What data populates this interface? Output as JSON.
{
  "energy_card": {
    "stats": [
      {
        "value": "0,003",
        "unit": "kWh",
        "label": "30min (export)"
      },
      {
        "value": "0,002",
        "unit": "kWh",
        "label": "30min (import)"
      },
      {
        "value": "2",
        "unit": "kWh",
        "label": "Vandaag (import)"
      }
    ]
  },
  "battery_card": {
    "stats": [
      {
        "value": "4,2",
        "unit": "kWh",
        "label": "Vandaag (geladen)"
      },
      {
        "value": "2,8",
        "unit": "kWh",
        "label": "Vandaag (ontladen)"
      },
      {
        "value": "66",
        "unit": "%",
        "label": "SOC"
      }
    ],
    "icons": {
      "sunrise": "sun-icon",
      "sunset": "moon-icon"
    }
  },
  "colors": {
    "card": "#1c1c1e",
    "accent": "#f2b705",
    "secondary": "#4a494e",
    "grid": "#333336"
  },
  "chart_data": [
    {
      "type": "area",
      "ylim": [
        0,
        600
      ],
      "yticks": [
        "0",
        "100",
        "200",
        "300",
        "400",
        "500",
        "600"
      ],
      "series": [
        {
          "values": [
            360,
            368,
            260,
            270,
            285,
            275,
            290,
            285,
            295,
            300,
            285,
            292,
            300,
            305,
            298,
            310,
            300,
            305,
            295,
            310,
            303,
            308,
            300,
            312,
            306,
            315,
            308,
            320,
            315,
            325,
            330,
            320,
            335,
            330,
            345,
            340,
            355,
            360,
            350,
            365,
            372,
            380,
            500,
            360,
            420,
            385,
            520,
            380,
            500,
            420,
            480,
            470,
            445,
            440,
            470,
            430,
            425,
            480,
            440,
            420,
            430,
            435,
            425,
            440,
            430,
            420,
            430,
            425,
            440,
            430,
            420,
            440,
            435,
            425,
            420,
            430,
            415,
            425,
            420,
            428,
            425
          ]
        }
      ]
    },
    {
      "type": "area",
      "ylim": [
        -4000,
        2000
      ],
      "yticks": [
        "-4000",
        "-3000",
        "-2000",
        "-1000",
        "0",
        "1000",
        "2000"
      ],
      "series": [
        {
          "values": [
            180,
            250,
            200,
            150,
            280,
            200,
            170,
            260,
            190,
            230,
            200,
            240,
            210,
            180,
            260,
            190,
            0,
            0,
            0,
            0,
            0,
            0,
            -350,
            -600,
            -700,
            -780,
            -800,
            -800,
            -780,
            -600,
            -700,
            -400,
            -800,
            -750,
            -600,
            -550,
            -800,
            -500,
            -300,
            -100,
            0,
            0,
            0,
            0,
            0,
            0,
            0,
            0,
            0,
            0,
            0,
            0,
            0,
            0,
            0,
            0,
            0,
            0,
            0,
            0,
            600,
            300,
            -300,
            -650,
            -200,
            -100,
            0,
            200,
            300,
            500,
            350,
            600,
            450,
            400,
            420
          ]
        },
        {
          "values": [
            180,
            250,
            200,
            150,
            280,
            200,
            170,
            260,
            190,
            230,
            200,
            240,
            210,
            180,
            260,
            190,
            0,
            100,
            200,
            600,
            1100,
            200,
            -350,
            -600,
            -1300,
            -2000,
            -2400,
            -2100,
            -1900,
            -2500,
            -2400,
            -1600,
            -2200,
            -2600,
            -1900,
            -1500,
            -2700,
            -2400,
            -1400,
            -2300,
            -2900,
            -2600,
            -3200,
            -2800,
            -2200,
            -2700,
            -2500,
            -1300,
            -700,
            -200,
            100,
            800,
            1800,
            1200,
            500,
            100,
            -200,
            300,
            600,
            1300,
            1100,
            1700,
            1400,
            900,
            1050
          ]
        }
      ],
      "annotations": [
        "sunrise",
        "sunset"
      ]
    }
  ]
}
•••••
--- GIVEN TASK ---
Copy out the full material exactly as it appears.

--- EXERCISE RESULT ---
What data populates this interface? Output as JSON.
{
  "energy_card": {
    "stats": [
      {
        "value": "0,003",
        "unit": "kWh",
        "label": "30min (export)"
      },
      {
        "value": "0,002",
        "unit": "kWh",
        "label": "30min (import)"
      },
      {
        "value": "2",
        "unit": "kWh",
        "label": "Vandaag (import)"
      }
    ]
  },
  "battery_card": {
    "stats": [
      {
        "value": "4,2",
        "unit": "kWh",
        "label": "Vandaag (geladen)"
      },
      {
        "value": "2,8",
        "unit": "kWh",
        "label": "Vandaag (ontladen)"
      },
      {
        "value": "66",
        "unit": "%",
        "label": "SOC"
      }
    ],
    "icons": {
      "sunrise": "sun-icon",
      "sunset": "moon-icon"
    }
  },
  "colors": {
    "card": "#1c1c1e",
    "accent": "#f2b705",
    "secondary": "#4a494e",
    "grid": "#333336"
  },
  "chart_data": [
    {
      "type": "area",
      "ylim": [
        0,
        600
      ],
      "yticks": [
        "0",
        "100",
        "200",
        "300",
        "400",
        "500",
        "600"
      ],
      "series": [
        {
          "values": [
            360,
            368,
            260,
            270,
            285,
            275,
            290,
            285,
            295,
            300,
            285,
            292,
            300,
            305,
            298,
            310,
            300,
            305,
            295,
            310,
            303,
            308,
            300,
            312,
            306,
            315,
            308,
            320,
            315,
            325,
            330,
            320,
            335,
            330,
            345,
            340,
            355,
            360,
            350,
            365,
            372,
            380,
            500,
            360,
            420,
            385,
            520,
            380,
            500,
            420,
            480,
            470,
            445,
            440,
            470,
            430,
            425,
            480,
            440,
            420,
            430,
            435,
            425,
            440,
            430,
            420,
            430,
            425,
            440,
            430,
            420,
            440,
            435,
            425,
            420,
            430,
            415,
            425,
            420,
            428,
            425
          ]
        }
      ]
    },
    {
      "type": "area",
      "ylim": [
        -4000,
        2000
      ],
      "yticks": [
        "-4000",
        "-3000",
        "-2000",
        "-1000",
        "0",
        "1000",
        "2000"
      ],
      "series": [
        {
          "values": [
            180,
            250,
            200,
            150,
            280,
            200,
            170,
            260,
            190,
            230,
            200,
            240,
            210,
            180,
            260,
            190,
            0,
            0,
            0,
            0,
            0,
            0,
            -350,
            -600,
            -700,
            -780,
            -800,
            -800,
            -780,
            -600,
            -700,
            -400,
            -800,
            -750,
            -600,
            -550,
            -800,
            -500,
            -300,
            -100,
            0,
            0,
            0,
            0,
            0,
            0,
            0,
            0,
            0,
            0,
            0,
            0,
            0,
            0,
            0,
            0,
            0,
            0,
            0,
            0,
            600,
            300,
            -300,
            -650,
            -200,
            -100,
            0,
            200,
            300,
            500,
            350,
            600,
            450,
            400,
            420
          ]
        },
        {
          "values": [
            180,
            250,
            200,
            150,
            280,
            200,
            170,
            260,
            190,
            230,
            200,
            240,
            210,
            180,
            260,
            190,
            0,
            100,
            200,
            600,
            1100,
            200,
            -350,
            -600,
            -1300,
            -2000,
            -2400,
            -2100,
            -1900,
            -2500,
            -2400,
            -1600,
            -2200,
            -2600,
            -1900,
            -1500,
            -2700,
            -2400,
            -1400,
            -2300,
            -2900,
            -2600,
            -3200,
            -2800,
            -2200,
            -2700,
            -2500,
            -1300,
            -700,
            -200,
            100,
            800,
            1800,
            1200,
            500,
            100,
            -200,
            300,
            600,
            1300,
            1100,
            1700,
            1400,
            900,
            1050
          ]
        }
      ],
      "annotations": [
        "sunrise",
        "sunset"
      ]
    }
  ]
}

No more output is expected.